Given task ::
Word for word, copy all the data and drop the pictures.

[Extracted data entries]
§ §
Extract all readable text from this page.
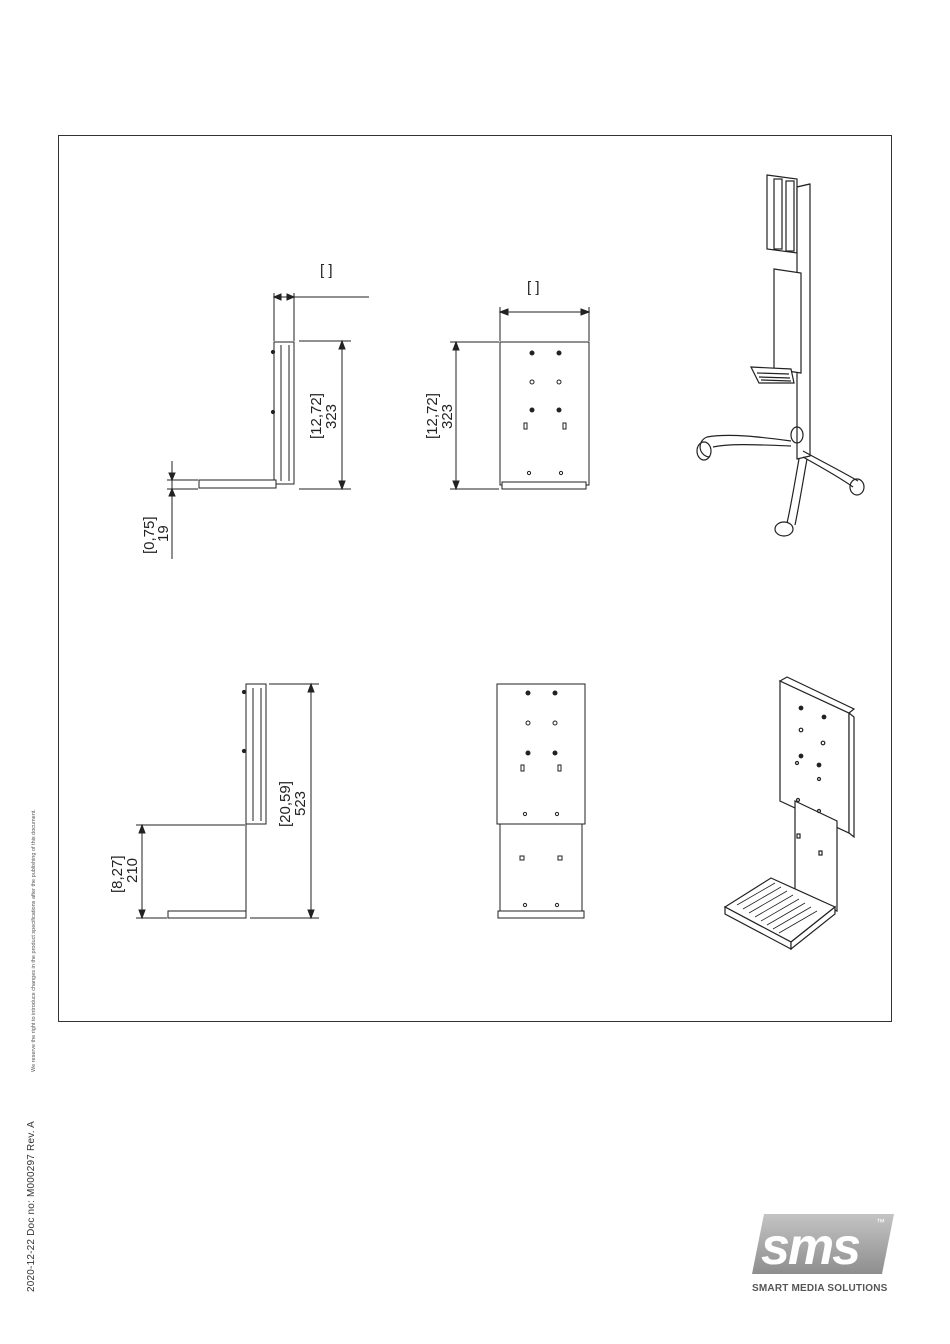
[ ]
[ ]
[12,72]
323	[12,72]
323
[0,75]
19
[20,59]
523
[8,27]
210
2020-12-22 Doc no: M000297 Rev. A
We reserve the right to introduce changes in the product specifications after the publishing of this document.
sms ™
SMART MEDIA SOLUTIONS
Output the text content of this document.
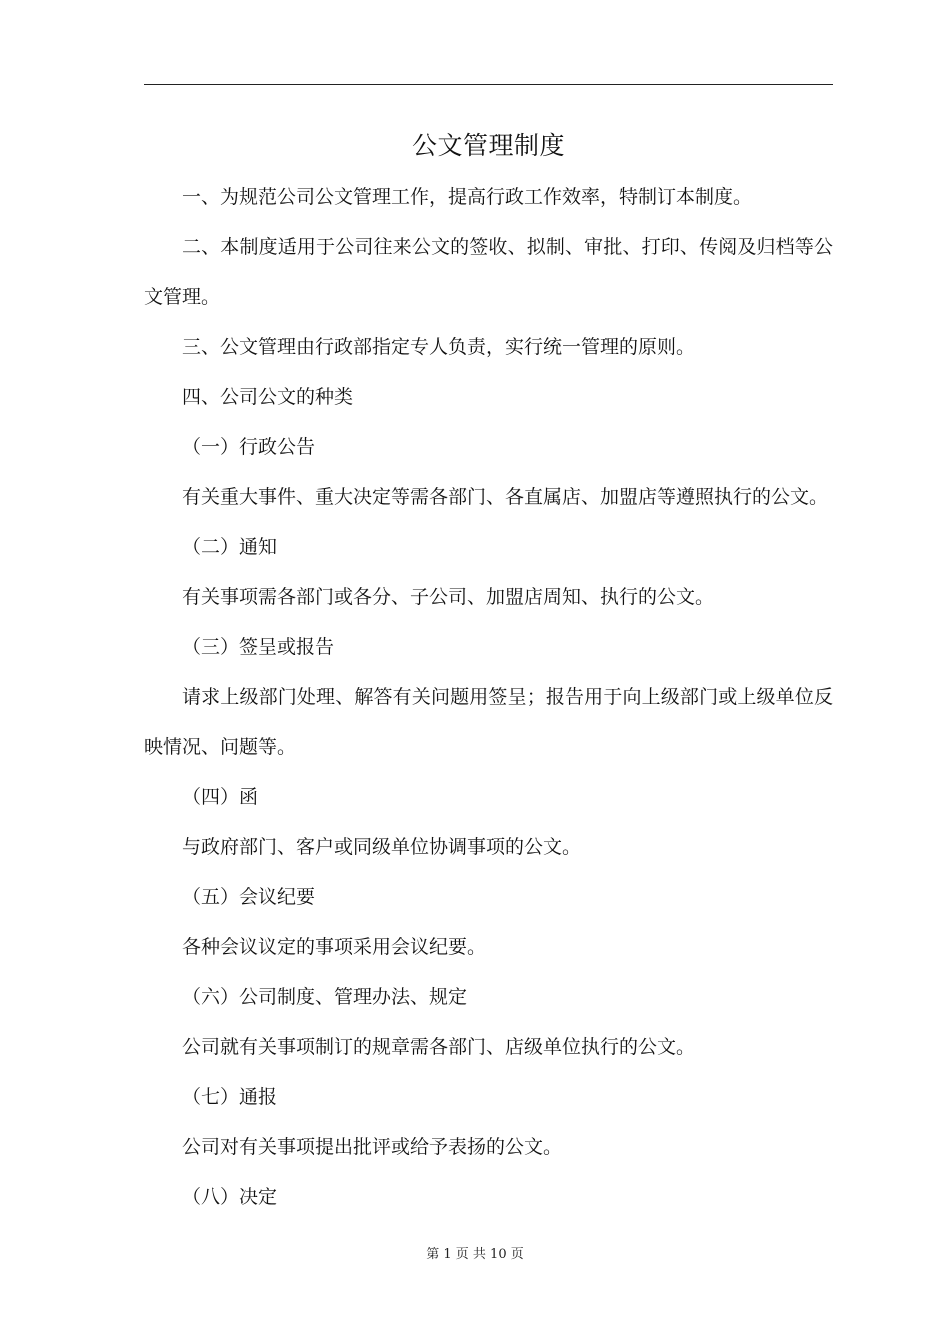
公文管理制度

一、为规范公司公文管理工作，提高行政工作效率，特制订本制度。

二、本制度适用于公司往来公文的签收、拟制、审批、打印、传阅及归档等公文管理。

三、公文管理由行政部指定专人负责，实行统一管理的原则。

四、公司公文的种类

（一）行政公告

有关重大事件、重大决定等需各部门、各直属店、加盟店等遵照执行的公文。

（二）通知

有关事项需各部门或各分、子公司、加盟店周知、执行的公文。

（三）签呈或报告

请求上级部门处理、解答有关问题用签呈；报告用于向上级部门或上级单位反映情况、问题等。

（四）函

与政府部门、客户或同级单位协调事项的公文。

（五）会议纪要

各种会议议定的事项采用会议纪要。

（六）公司制度、管理办法、规定

公司就有关事项制订的规章需各部门、店级单位执行的公文。

（七）通报

公司对有关事项提出批评或给予表扬的公文。

（八）决定

第 1 页 共 10 页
§ §
Exercise response ::
Extract all readable text from this page.
[ ]
[ ]
[12,72]
323	[12,72]
323
[0,75]
19
[20,59]
523
[8,27]
210
2020-12-22 Doc no: M000297 Rev. A
We reserve the right to introduce changes in the product specifications after the publishing of this document.
sms ™
SMART MEDIA SOLUTIONS
Output the text content of this document.
公文管理制度

一、为规范公司公文管理工作，提高行政工作效率，特制订本制度。

二、本制度适用于公司往来公文的签收、拟制、审批、打印、传阅及归档等公文管理。

三、公文管理由行政部指定专人负责，实行统一管理的原则。

四、公司公文的种类

（一）行政公告

有关重大事件、重大决定等需各部门、各直属店、加盟店等遵照执行的公文。

（二）通知

有关事项需各部门或各分、子公司、加盟店周知、执行的公文。

（三）签呈或报告

请求上级部门处理、解答有关问题用签呈；报告用于向上级部门或上级单位反映情况、问题等。

（四）函

与政府部门、客户或同级单位协调事项的公文。

（五）会议纪要

各种会议议定的事项采用会议纪要。

（六）公司制度、管理办法、规定

公司就有关事项制订的规章需各部门、店级单位执行的公文。

（七）通报

公司对有关事项提出批评或给予表扬的公文。

（八）决定

第 1 页 共 10 页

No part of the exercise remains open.